* **WHAT YOU HAVE TO DO**
Any picture among the records should be left out, please; retype the rest exactly.

* **STORED DATA**
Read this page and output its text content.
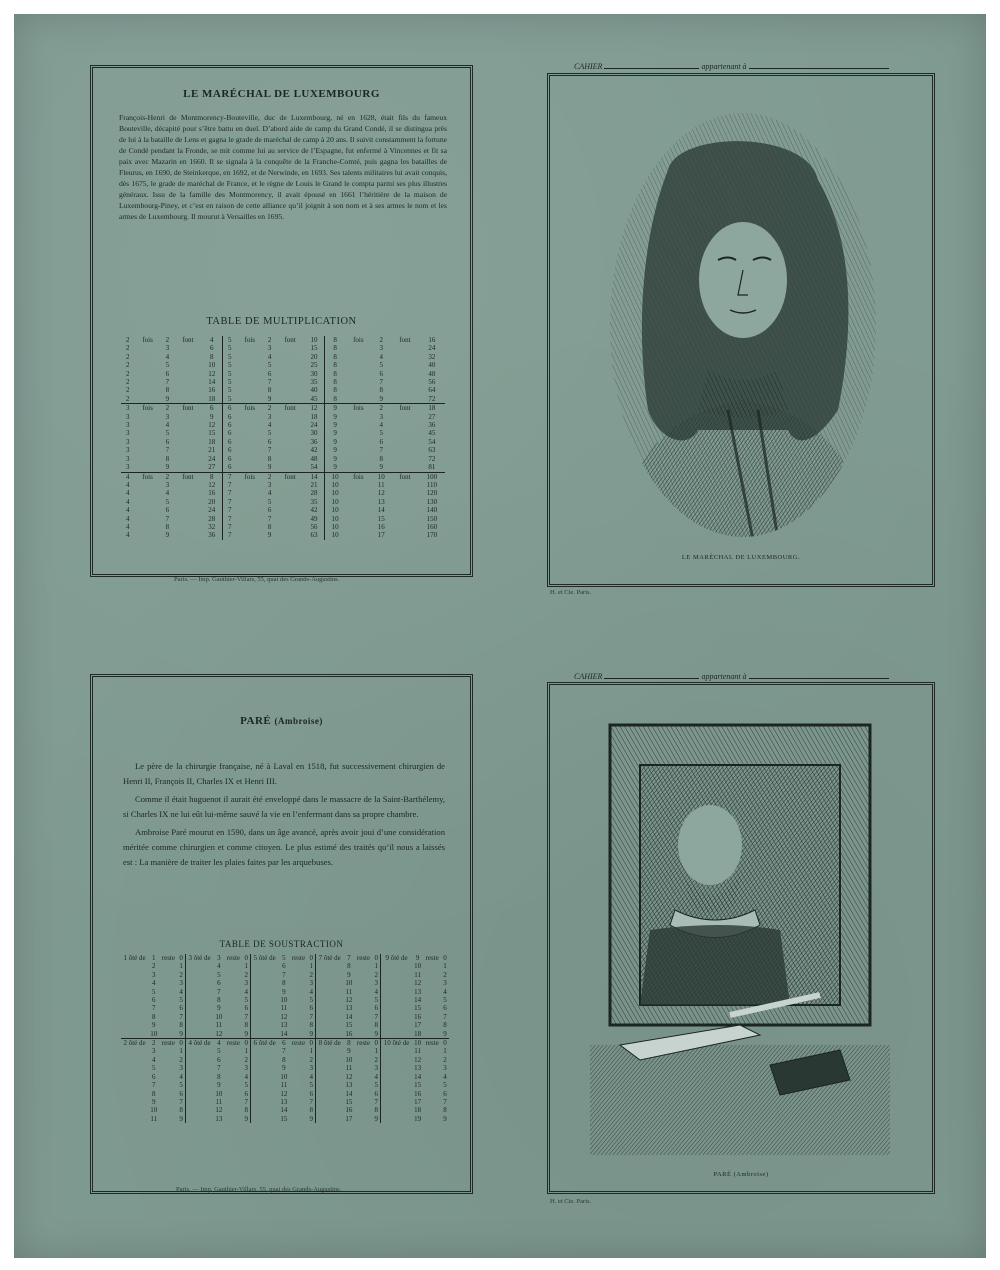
LE MARÉCHAL DE LUXEMBOURG
François-Henri de Montmorency-Bouteville, duc de Luxembourg, né en 1628, était fils du fameux Bouteville, décapité pour s’être battu en duel. D’abord aide de camp du Grand Condé, il se distingua près de lui à la bataille de Lens et gagna le grade de maréchal de camp à 20 ans. Il suivit constamment la fortune de Condé pendant la Fronde, se mit comme lui au service de l’Espagne, fut enfermé à Vincennes et fit sa paix avec Mazarin en 1660. Il se signala à la conquête de la Franche-Comté, puis gagna les batailles de Fleurus, en 1690, de Steinkerque, en 1692, et de Nerwinde, en 1693. Ses talents militaires lui avait conquis, dès 1675, le grade de maréchal de France, et le règne de Louis le Grand le compta parmi ses plus illustres généraux. Issu de la famille des Montmorency, il avait épousé en 1661 l’héritière de la maison de Luxembourg-Piney, et c’est en raison de cette alliance qu’il joignit à son nom et à ses armes le nom et les armes de Luxembourg. Il mourut à Versailles en 1695.
TABLE DE MULTIPLICATION
2	fois	2	font	4	5	fois	2	font	10	8	fois	2	font	16
2		3		6	5		3		15	8		3		24
2		4		8	5		4		20	8		4		32
2		5		10	5		5		25	8		5		40
2		6		12	5		6		30	8		6		48
2		7		14	5		7		35	8		7		56
2		8		16	5		8		40	8		8		64
2		9		18	5		9		45	8		9		72
3	fois	2	font	6	6	fois	2	font	12	9	fois	2	font	18
3		3		9	6		3		18	9		3		27
3		4		12	6		4		24	9		4		36
3		5		15	6		5		30	9		5		45
3		6		18	6		6		36	9		6		54
3		7		21	6		7		42	9		7		63
3		8		24	6		8		48	9		8		72
3		9		27	6		9		54	9		9		81
4	fois	2	font	8	7	fois	2	font	14	10	fois	10	font	100
4		3		12	7		3		21	10		11		110
4		4		16	7		4		28	10		12		120
4		5		20	7		5		35	10		13		130
4		6		24	7		6		42	10		14		140
4		7		28	7		7		49	10		15		150
4		8		32	7		8		56	10		16		160
4		9		36	7		9		63	10		17		170
Paris. — Imp. Gauthier-Villars, 55, quai des Grands-Augustins.
CAHIER	appartenant à
LE MARÉCHAL DE LUXEMBOURG.
H. et Cie. Paris.
PARÉ (Ambroise)

Le père de la chirurgie française, né à Laval en 1518, fut successivement chirurgien de Henri II, François II, Charles IX et Henri III.

Comme il était huguenot il aurait été enveloppé dans le massacre de la Saint-Barthélemy, si Charles IX ne lui eût lui-même sauvé la vie en l’enfermant dans sa propre chambre.

Ambroise Paré mourut en 1590, dans un âge avancé, après avoir joui d’une considération méritée comme chirurgien et comme citoyen. Le plus estimé des traités qu’il nous a laissés est : La manière de traiter les plaies faites par les arquebuses.

TABLE DE SOUSTRACTION
1 ôté de	1	reste	0	3 ôté de	3	reste	0	5 ôté de	5	reste	0	7 ôté de	7	reste	0	9 ôté de	9	reste	0
	2		1		4		1		6		1		8		1		10		1
	3		2		5		2		7		2		9		2		11		2
	4		3		6		3		8		3		10		3		12		3
	5		4		7		4		9		4		11		4		13		4
	6		5		8		5		10		5		12		5		14		5
	7		6		9		6		11		6		13		6		15		6
	8		7		10		7		12		7		14		7		16		7
	9		8		11		8		13		8		15		8		17		8
	10		9		12		9		14		9		16		9		18		9
2 ôté de	2	reste	0	4 ôté de	4	reste	0	6 ôté de	6	reste	0	8 ôté de	8	reste	0	10 ôté de	10	reste	0
	3		1		5		1		7		1		9		1		11		1
	4		2		6		2		8		2		10		2		12		2
	5		3		7		3		9		3		11		3		13		3
	6		4		8		4		10		4		12		4		14		4
	7		5		9		5		11		5		13		5		15		5
	8		6		10		6		12		6		14		6		16		6
	9		7		11		7		13		7		15		7		17		7
	10		8		12		8		14		8		16		8		18		8
	11		9		13		9		15		9		17		9		19		9
Paris. — Imp. Gauthier-Villars, 55, quai des Grands-Augustins.
CAHIER	appartenant à
PARÉ (Ambroise)
H. et Cie. Paris.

* **SOLUTION TO THIS EXERCISE**
Read this page and output its text content.
LE MARÉCHAL DE LUXEMBOURG
François-Henri de Montmorency-Bouteville, duc de Luxembourg, né en 1628, était fils du fameux Bouteville, décapité pour s’être battu en duel. D’abord aide de camp du Grand Condé, il se distingua près de lui à la bataille de Lens et gagna le grade de maréchal de camp à 20 ans. Il suivit constamment la fortune de Condé pendant la Fronde, se mit comme lui au service de l’Espagne, fut enfermé à Vincennes et fit sa paix avec Mazarin en 1660. Il se signala à la conquête de la Franche-Comté, puis gagna les batailles de Fleurus, en 1690, de Steinkerque, en 1692, et de Nerwinde, en 1693. Ses talents militaires lui avait conquis, dès 1675, le grade de maréchal de France, et le règne de Louis le Grand le compta parmi ses plus illustres généraux. Issu de la famille des Montmorency, il avait épousé en 1661 l’héritière de la maison de Luxembourg-Piney, et c’est en raison de cette alliance qu’il joignit à son nom et à ses armes le nom et les armes de Luxembourg. Il mourut à Versailles en 1695.
TABLE DE MULTIPLICATION
2	fois	2	font	4	5	fois	2	font	10	8	fois	2	font	16
2		3		6	5		3		15	8		3		24
2		4		8	5		4		20	8		4		32
2		5		10	5		5		25	8		5		40
2		6		12	5		6		30	8		6		48
2		7		14	5		7		35	8		7		56
2		8		16	5		8		40	8		8		64
2		9		18	5		9		45	8		9		72
3	fois	2	font	6	6	fois	2	font	12	9	fois	2	font	18
3		3		9	6		3		18	9		3		27
3		4		12	6		4		24	9		4		36
3		5		15	6		5		30	9		5		45
3		6		18	6		6		36	9		6		54
3		7		21	6		7		42	9		7		63
3		8		24	6		8		48	9		8		72
3		9		27	6		9		54	9		9		81
4	fois	2	font	8	7	fois	2	font	14	10	fois	10	font	100
4		3		12	7		3		21	10		11		110
4		4		16	7		4		28	10		12		120
4		5		20	7		5		35	10		13		130
4		6		24	7		6		42	10		14		140
4		7		28	7		7		49	10		15		150
4		8		32	7		8		56	10		16		160
4		9		36	7		9		63	10		17		170
Paris. — Imp. Gauthier-Villars, 55, quai des Grands-Augustins.
CAHIER	appartenant à
LE MARÉCHAL DE LUXEMBOURG.
H. et Cie. Paris.
PARÉ (Ambroise)

Le père de la chirurgie française, né à Laval en 1518, fut successivement chirurgien de Henri II, François II, Charles IX et Henri III.

Comme il était huguenot il aurait été enveloppé dans le massacre de la Saint-Barthélemy, si Charles IX ne lui eût lui-même sauvé la vie en l’enfermant dans sa propre chambre.

Ambroise Paré mourut en 1590, dans un âge avancé, après avoir joui d’une considération méritée comme chirurgien et comme citoyen. Le plus estimé des traités qu’il nous a laissés est : La manière de traiter les plaies faites par les arquebuses.

TABLE DE SOUSTRACTION
1 ôté de	1	reste	0	3 ôté de	3	reste	0	5 ôté de	5	reste	0	7 ôté de	7	reste	0	9 ôté de	9	reste	0
	2		1		4		1		6		1		8		1		10		1
	3		2		5		2		7		2		9		2		11		2
	4		3		6		3		8		3		10		3		12		3
	5		4		7		4		9		4		11		4		13		4
	6		5		8		5		10		5		12		5		14		5
	7		6		9		6		11		6		13		6		15		6
	8		7		10		7		12		7		14		7		16		7
	9		8		11		8		13		8		15		8		17		8
	10		9		12		9		14		9		16		9		18		9
2 ôté de	2	reste	0	4 ôté de	4	reste	0	6 ôté de	6	reste	0	8 ôté de	8	reste	0	10 ôté de	10	reste	0
	3		1		5		1		7		1		9		1		11		1
	4		2		6		2		8		2		10		2		12		2
	5		3		7		3		9		3		11		3		13		3
	6		4		8		4		10		4		12		4		14		4
	7		5		9		5		11		5		13		5		15		5
	8		6		10		6		12		6		14		6		16		6
	9		7		11		7		13		7		15		7		17		7
	10		8		12		8		14		8		16		8		18		8
	11		9		13		9		15		9		17		9		19		9
Paris. — Imp. Gauthier-Villars, 55, quai des Grands-Augustins.
CAHIER	appartenant à
PARÉ (Ambroise)
H. et Cie. Paris.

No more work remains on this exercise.